▶ _Goal_
Every line from the one with "Extract all readable text from this page." through the end of the entries below should be written out exactly; the pictures should not.

▶ _Material provided_
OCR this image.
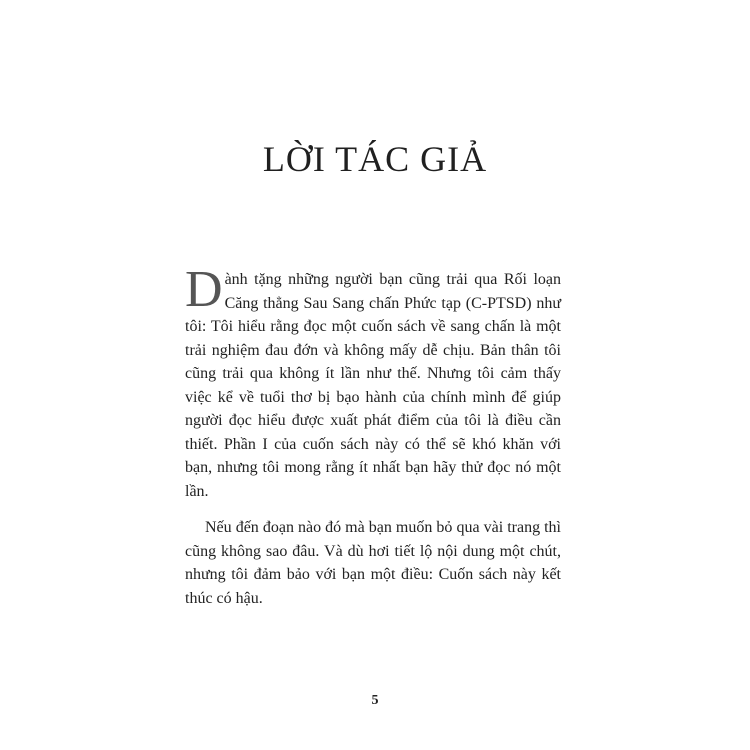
LỜI TÁC GIẢ

Dành tặng những người bạn cũng trải qua Rối loạn Căng thẳng Sau Sang chấn Phức tạp (C-PTSD) như tôi: Tôi hiểu rằng đọc một cuốn sách về sang chấn là một trải nghiệm đau đớn và không mấy dễ chịu. Bản thân tôi cũng trải qua không ít lần như thế. Nhưng tôi cảm thấy việc kể về tuổi thơ bị bạo hành của chính mình để giúp người đọc hiểu được xuất phát điểm của tôi là điều cần thiết. Phần I của cuốn sách này có thể sẽ khó khăn với bạn, nhưng tôi mong rằng ít nhất bạn hãy thử đọc nó một lần.

Nếu đến đoạn nào đó mà bạn muốn bỏ qua vài trang thì cũng không sao đâu. Và dù hơi tiết lộ nội dung một chút, nhưng tôi đảm bảo với bạn một điều: Cuốn sách này kết thúc có hậu.

5
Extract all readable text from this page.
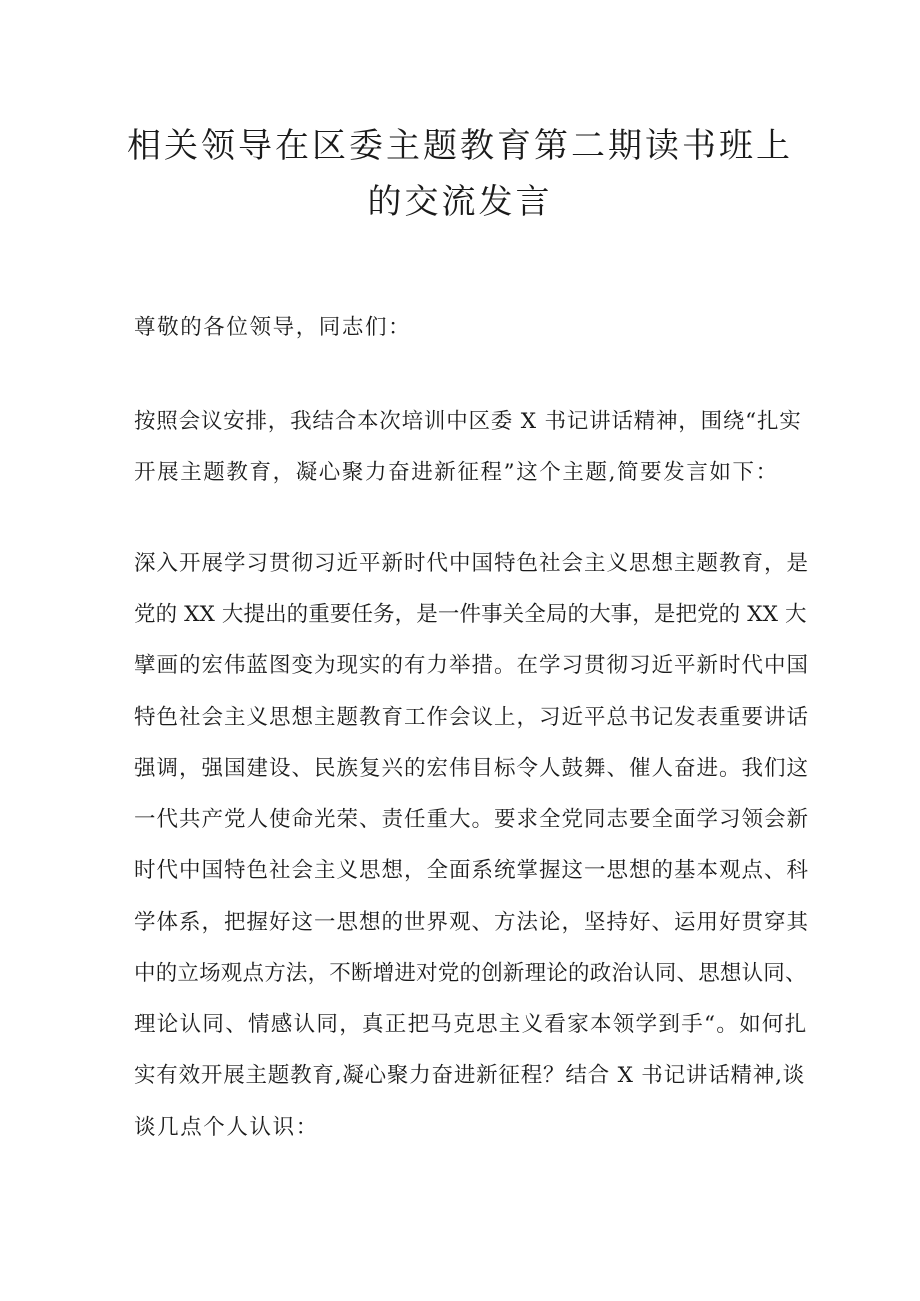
相关领导在区委主题教育第二期读书班上
的交流发言

尊敬的各位领导，同志们：

按照会议安排，我结合本次培训中区委 X 书记讲话精神，围绕“扎实

开展主题教育，凝心聚力奋进新征程”这个主题,简要发言如下：

深入开展学习贯彻习近平新时代中国特色社会主义思想主题教育，是

党的 XX 大提出的重要任务，是一件事关全局的大事，是把党的 XX 大

擘画的宏伟蓝图变为现实的有力举措。在学习贯彻习近平新时代中国

特色社会主义思想主题教育工作会议上，习近平总书记发表重要讲话

强调，强国建设、民族复兴的宏伟目标令人鼓舞、催人奋进。我们这

一代共产党人使命光荣、责任重大。要求全党同志要全面学习领会新

时代中国特色社会主义思想，全面系统掌握这一思想的基本观点、科

学体系，把握好这一思想的世界观、方法论，坚持好、运用好贯穿其

中的立场观点方法，不断增进对党的创新理论的政治认同、思想认同、

理论认同、情感认同，真正把马克思主义看家本领学到手“。如何扎

实有效开展主题教育,凝心聚力奋进新征程？结合 X 书记讲话精神,谈

谈几点个人认识：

▶ _Reply to the exercise_
Extract all readable text from this page.
相关领导在区委主题教育第二期读书班上
的交流发言

尊敬的各位领导，同志们：

按照会议安排，我结合本次培训中区委 X 书记讲话精神，围绕“扎实

开展主题教育，凝心聚力奋进新征程”这个主题,简要发言如下：

深入开展学习贯彻习近平新时代中国特色社会主义思想主题教育，是

党的 XX 大提出的重要任务，是一件事关全局的大事，是把党的 XX 大

擘画的宏伟蓝图变为现实的有力举措。在学习贯彻习近平新时代中国

特色社会主义思想主题教育工作会议上，习近平总书记发表重要讲话

强调，强国建设、民族复兴的宏伟目标令人鼓舞、催人奋进。我们这

一代共产党人使命光荣、责任重大。要求全党同志要全面学习领会新

时代中国特色社会主义思想，全面系统掌握这一思想的基本观点、科

学体系，把握好这一思想的世界观、方法论，坚持好、运用好贯穿其

中的立场观点方法，不断增进对党的创新理论的政治认同、思想认同、

理论认同、情感认同，真正把马克思主义看家本领学到手“。如何扎

实有效开展主题教育,凝心聚力奋进新征程？结合 X 书记讲话精神,谈

谈几点个人认识：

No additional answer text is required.